EXERCISE DESCRIPTION: Find all lines in the listing that include the word "screen", then copy them.

Extracted records:
■ ■ ■ ■
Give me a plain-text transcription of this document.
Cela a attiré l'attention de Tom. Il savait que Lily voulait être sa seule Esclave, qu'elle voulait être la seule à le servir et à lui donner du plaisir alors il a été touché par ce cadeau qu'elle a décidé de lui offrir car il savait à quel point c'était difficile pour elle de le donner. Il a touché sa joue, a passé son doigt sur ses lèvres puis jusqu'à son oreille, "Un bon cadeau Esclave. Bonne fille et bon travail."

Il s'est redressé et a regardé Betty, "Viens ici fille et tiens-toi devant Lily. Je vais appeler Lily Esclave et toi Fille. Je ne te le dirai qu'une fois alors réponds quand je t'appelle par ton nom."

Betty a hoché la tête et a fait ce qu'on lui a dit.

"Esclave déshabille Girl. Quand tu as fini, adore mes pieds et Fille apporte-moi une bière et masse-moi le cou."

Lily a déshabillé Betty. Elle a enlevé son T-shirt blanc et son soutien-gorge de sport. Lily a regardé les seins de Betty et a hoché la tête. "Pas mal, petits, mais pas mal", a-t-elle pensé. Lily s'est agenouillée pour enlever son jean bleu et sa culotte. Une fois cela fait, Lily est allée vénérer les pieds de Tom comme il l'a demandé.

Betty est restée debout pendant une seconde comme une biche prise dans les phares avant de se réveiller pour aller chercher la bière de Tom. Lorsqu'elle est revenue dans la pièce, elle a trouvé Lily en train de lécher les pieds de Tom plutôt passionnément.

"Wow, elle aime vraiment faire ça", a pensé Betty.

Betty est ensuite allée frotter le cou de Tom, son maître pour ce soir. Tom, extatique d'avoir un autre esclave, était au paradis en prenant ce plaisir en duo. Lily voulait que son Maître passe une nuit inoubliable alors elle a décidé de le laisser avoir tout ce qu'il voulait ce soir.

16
■ ■ ■ ■
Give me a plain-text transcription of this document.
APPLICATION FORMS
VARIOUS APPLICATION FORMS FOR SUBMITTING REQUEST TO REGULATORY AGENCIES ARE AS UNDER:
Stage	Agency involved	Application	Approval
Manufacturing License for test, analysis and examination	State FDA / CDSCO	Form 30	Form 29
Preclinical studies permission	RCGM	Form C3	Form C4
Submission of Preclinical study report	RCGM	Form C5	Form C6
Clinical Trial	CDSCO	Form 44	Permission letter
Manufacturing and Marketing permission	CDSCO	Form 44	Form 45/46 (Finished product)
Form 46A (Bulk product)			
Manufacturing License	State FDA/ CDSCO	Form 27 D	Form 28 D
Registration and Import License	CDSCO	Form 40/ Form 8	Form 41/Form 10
■ ■ ■ ■
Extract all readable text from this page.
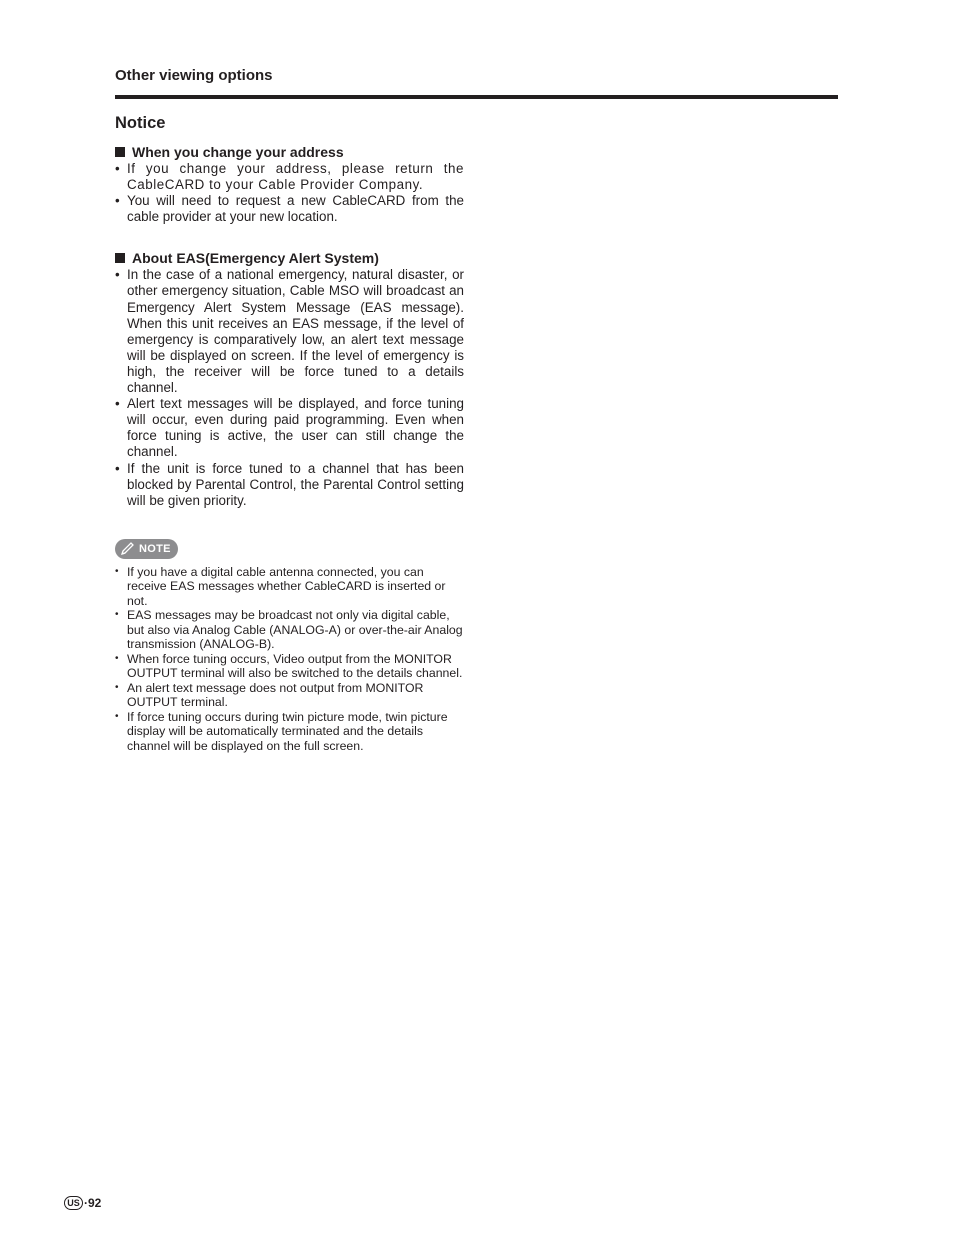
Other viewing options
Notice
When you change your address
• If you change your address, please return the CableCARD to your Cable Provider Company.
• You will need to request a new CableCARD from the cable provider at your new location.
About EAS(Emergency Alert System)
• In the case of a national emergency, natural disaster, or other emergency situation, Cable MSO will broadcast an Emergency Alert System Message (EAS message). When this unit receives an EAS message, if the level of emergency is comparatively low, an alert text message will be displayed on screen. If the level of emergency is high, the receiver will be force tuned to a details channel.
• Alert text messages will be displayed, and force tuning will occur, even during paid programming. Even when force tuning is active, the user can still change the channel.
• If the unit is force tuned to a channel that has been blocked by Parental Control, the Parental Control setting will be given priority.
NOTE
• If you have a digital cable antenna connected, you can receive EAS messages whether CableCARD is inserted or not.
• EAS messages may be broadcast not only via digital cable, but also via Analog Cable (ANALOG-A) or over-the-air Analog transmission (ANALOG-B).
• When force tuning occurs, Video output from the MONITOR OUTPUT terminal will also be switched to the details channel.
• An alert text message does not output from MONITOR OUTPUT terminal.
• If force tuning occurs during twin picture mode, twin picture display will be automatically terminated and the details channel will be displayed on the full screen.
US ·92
■ ■ ■ ■
REPLY:
• In the case of a national emergency, natural disaster, or other emergency situation, Cable MSO will broadcast an Emergency Alert System Message (EAS message). When this unit receives an EAS message, if the level of emergency is comparatively low, an alert text message will be displayed on screen. If the level of emergency is high, the receiver will be force tuned to a details channel.
• If force tuning occurs during twin picture mode, twin picture display will be automatically terminated and the details channel will be displayed on the full screen.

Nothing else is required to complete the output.